**Supplied data:**
# # # # # # #

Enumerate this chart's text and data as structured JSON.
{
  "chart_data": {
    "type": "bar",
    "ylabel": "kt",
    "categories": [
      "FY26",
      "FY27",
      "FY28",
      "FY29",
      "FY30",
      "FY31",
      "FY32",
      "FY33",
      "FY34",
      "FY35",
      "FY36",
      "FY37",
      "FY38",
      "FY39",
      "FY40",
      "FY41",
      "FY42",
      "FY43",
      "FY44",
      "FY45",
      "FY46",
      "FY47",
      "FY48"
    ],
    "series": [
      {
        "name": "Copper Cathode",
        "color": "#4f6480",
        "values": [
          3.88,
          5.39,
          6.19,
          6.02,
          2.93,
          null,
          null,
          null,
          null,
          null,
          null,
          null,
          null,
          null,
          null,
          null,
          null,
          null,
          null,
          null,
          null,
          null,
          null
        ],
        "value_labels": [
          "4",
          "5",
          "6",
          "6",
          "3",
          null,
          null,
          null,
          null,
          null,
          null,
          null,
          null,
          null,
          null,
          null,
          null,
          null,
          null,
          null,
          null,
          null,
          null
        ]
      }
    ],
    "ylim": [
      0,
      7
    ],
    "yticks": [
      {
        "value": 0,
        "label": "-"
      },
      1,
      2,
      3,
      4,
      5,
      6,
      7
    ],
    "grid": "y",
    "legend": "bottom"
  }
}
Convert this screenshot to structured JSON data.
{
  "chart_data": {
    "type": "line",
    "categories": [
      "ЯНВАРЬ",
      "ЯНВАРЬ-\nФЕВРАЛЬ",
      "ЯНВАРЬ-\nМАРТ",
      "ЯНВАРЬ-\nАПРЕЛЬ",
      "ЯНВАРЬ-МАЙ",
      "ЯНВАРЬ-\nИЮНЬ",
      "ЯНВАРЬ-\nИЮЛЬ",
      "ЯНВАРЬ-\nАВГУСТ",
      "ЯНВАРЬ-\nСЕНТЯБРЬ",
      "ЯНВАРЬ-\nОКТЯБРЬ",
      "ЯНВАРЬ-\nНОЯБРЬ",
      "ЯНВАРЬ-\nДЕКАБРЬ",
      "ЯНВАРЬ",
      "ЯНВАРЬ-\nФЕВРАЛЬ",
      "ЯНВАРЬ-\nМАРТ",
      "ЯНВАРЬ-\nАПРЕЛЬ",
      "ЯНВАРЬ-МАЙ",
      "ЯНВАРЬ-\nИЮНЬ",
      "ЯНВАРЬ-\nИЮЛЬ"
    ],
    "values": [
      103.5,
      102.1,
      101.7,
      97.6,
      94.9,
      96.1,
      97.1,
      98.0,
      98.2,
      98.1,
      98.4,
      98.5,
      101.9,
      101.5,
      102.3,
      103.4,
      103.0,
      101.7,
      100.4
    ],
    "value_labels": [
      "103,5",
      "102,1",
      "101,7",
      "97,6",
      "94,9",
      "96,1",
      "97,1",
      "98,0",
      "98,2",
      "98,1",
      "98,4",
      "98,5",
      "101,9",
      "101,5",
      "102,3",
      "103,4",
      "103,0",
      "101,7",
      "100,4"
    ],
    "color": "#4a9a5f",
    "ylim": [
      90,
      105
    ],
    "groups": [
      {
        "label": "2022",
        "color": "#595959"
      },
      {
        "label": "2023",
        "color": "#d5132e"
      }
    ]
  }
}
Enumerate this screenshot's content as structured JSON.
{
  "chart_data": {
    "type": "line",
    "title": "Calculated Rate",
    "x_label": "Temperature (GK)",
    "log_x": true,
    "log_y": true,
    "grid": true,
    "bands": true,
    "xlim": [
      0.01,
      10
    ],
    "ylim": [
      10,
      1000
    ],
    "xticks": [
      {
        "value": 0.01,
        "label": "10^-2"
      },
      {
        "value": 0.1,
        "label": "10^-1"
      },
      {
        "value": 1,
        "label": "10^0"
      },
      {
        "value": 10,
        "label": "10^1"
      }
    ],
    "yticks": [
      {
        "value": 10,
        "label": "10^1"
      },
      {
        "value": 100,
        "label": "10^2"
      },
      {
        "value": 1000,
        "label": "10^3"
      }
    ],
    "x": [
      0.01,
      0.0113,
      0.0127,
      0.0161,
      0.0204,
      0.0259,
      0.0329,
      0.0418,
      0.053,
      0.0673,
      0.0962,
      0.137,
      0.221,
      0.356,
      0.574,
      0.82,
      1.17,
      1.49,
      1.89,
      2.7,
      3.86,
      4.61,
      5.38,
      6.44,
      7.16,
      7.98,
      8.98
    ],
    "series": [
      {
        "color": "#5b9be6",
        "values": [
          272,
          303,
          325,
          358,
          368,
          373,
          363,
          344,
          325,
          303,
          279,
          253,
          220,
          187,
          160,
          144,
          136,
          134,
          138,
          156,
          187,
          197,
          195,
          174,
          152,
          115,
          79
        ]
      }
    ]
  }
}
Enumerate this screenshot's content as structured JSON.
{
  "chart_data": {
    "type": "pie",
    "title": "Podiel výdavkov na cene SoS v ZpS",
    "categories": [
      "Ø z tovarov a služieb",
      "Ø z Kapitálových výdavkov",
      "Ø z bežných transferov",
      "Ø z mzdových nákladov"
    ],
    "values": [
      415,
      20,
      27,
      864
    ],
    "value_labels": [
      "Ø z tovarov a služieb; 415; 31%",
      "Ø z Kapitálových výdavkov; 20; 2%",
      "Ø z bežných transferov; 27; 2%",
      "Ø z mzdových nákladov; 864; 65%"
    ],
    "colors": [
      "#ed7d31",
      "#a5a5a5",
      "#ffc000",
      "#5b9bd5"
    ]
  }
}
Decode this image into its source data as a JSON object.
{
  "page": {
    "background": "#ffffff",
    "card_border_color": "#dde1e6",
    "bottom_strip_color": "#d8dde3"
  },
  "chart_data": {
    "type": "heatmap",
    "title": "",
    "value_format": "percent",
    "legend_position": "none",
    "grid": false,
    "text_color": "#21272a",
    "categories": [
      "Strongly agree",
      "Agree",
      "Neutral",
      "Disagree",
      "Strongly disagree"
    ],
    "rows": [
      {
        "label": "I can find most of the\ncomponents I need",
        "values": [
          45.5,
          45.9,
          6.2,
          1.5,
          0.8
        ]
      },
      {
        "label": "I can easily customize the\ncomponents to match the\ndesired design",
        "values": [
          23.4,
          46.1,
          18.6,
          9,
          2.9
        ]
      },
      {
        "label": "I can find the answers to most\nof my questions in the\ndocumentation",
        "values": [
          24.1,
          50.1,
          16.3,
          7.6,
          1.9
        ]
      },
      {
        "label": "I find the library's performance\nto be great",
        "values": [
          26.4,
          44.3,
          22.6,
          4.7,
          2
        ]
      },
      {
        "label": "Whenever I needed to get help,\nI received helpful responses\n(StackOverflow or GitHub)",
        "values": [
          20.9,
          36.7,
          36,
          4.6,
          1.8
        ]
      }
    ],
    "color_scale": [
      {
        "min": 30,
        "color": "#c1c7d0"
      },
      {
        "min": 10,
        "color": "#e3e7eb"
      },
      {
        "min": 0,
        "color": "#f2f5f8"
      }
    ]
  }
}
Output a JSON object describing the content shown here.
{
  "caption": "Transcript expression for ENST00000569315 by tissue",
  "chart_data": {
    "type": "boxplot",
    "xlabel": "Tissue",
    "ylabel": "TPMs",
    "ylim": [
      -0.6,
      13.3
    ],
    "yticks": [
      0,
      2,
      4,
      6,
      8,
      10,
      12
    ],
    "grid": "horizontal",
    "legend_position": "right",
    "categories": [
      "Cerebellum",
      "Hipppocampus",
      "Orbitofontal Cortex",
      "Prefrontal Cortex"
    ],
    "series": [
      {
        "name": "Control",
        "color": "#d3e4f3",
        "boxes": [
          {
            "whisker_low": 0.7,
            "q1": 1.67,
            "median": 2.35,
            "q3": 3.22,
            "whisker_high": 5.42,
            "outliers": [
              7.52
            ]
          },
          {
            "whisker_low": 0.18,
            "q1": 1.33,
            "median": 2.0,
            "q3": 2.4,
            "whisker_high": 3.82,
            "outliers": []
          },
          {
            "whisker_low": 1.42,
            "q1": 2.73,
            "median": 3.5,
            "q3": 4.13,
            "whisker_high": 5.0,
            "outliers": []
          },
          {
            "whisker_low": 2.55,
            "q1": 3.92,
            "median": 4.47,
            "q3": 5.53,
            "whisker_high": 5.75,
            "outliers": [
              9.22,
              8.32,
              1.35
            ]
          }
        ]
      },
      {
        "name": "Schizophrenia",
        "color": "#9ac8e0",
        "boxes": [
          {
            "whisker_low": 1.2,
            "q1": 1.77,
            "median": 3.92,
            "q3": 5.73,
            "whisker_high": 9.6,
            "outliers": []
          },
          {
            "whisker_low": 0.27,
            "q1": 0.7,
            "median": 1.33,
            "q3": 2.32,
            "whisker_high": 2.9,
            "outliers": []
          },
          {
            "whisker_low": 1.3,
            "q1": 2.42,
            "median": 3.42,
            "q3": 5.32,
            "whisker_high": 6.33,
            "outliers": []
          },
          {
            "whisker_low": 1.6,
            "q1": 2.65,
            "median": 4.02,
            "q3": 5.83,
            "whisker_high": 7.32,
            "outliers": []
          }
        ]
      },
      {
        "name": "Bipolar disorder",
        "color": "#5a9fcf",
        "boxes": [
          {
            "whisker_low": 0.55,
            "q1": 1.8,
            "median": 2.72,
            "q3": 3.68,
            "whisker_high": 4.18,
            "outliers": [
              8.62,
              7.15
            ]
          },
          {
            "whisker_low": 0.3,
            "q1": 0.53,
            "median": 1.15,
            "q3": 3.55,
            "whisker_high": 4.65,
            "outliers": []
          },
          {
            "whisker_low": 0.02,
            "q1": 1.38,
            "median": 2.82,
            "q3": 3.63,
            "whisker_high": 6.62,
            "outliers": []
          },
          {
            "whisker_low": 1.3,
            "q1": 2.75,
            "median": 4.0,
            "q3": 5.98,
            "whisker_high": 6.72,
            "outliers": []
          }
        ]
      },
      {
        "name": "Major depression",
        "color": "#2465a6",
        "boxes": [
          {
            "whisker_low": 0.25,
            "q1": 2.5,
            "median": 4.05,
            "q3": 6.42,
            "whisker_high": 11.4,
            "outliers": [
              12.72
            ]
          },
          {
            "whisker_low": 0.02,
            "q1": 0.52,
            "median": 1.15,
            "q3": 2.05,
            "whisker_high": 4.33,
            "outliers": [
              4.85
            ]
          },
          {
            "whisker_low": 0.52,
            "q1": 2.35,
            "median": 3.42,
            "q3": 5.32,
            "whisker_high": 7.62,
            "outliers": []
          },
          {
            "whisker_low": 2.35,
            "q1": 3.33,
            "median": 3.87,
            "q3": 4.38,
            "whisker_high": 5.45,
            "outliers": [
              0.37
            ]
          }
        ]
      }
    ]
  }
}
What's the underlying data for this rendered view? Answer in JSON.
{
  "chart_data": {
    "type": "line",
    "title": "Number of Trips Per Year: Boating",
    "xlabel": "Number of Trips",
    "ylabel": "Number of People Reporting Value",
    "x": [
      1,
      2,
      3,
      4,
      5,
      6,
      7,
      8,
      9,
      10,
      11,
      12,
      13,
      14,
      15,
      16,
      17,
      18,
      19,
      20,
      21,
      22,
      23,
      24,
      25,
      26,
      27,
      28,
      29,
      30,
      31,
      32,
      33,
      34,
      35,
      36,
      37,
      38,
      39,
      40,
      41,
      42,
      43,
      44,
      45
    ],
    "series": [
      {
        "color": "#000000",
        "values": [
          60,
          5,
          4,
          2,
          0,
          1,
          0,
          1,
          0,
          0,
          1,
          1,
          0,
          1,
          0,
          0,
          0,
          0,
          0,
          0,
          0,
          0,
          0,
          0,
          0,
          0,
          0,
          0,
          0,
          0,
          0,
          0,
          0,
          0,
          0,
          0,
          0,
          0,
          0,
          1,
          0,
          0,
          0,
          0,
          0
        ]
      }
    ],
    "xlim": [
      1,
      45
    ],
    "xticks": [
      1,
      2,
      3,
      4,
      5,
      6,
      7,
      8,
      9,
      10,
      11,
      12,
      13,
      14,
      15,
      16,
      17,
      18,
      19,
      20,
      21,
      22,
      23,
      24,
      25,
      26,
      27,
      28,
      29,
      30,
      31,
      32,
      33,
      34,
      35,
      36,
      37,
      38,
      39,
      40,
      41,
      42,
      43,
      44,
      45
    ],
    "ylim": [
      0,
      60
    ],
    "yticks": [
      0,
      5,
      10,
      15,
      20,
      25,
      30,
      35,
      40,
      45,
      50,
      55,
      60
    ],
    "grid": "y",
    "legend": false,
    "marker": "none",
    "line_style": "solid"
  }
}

# # # # # # #

**Exercise brief:** Gather each line in the entries above where the string "JSON" is found.

**Solution to the problem:**
Enumerate this chart's text and data as structured JSON.
Convert this screenshot to structured JSON data.
Enumerate this screenshot's content as structured JSON.
Enumerate this screenshot's content as structured JSON.
Decode this image into its source data as a JSON object.
Output a JSON object describing the content shown here.
What's the underlying data for this rendered view? Answer in JSON.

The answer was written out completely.